- _Exercise materials_:

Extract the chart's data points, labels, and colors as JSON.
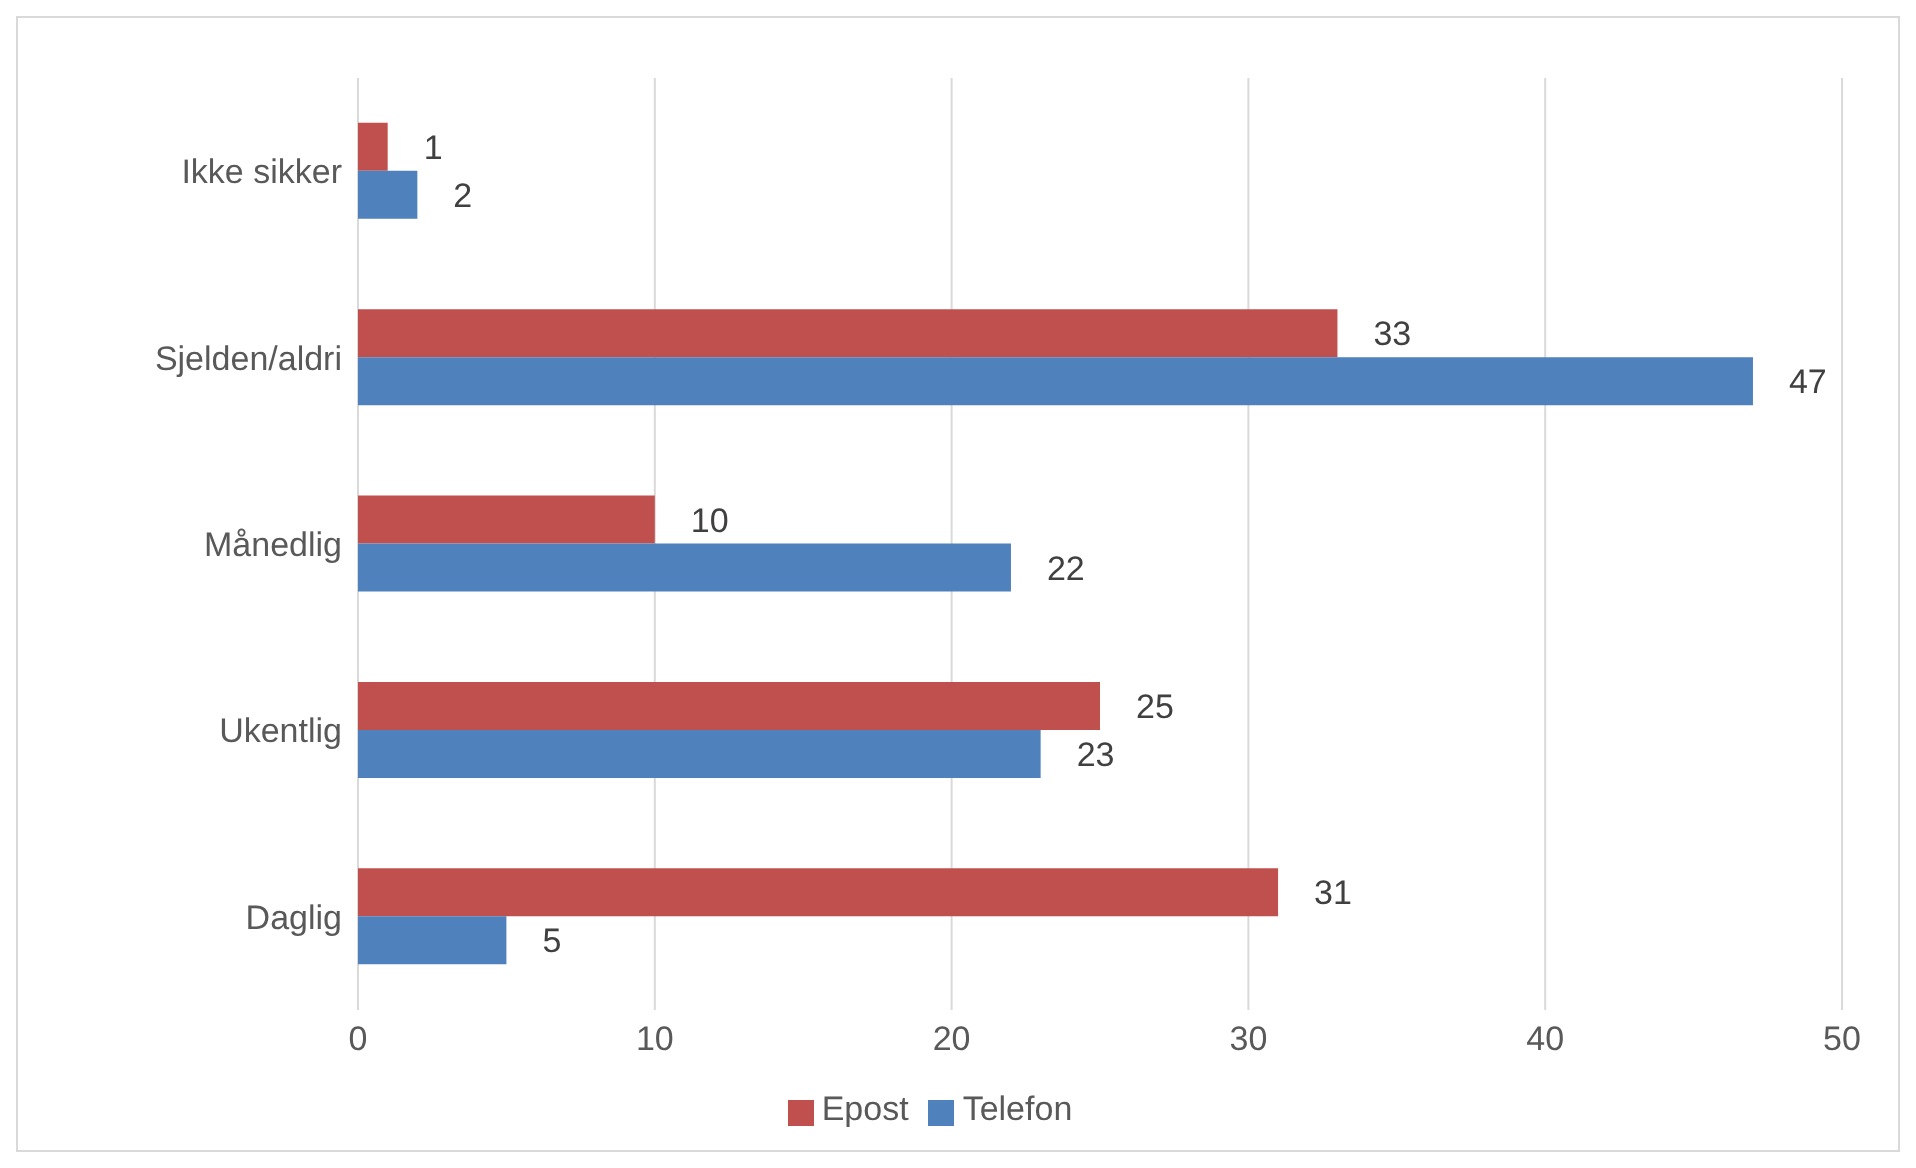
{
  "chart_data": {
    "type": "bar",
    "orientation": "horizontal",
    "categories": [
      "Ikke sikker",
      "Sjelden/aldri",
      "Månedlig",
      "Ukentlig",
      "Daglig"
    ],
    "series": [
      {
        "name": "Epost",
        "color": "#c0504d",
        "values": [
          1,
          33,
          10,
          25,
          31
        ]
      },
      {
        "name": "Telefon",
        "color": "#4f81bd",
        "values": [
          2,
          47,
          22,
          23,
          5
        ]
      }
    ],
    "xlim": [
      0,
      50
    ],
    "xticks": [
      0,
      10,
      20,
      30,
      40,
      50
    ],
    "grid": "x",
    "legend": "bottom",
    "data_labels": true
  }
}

- _Given problem_: Retype the listing exactly. Pictures do not belong in the copy.

- _Output of the exercise_:
Extract the chart's data points, labels, and colors as JSON.
{
  "chart_data": {
    "type": "bar",
    "orientation": "horizontal",
    "categories": [
      "Ikke sikker",
      "Sjelden/aldri",
      "Månedlig",
      "Ukentlig",
      "Daglig"
    ],
    "series": [
      {
        "name": "Epost",
        "color": "#c0504d",
        "values": [
          1,
          33,
          10,
          25,
          31
        ]
      },
      {
        "name": "Telefon",
        "color": "#4f81bd",
        "values": [
          2,
          47,
          22,
          23,
          5
        ]
      }
    ],
    "xlim": [
      0,
      50
    ],
    "xticks": [
      0,
      10,
      20,
      30,
      40,
      50
    ],
    "grid": "x",
    "legend": "bottom",
    "data_labels": true
  }
}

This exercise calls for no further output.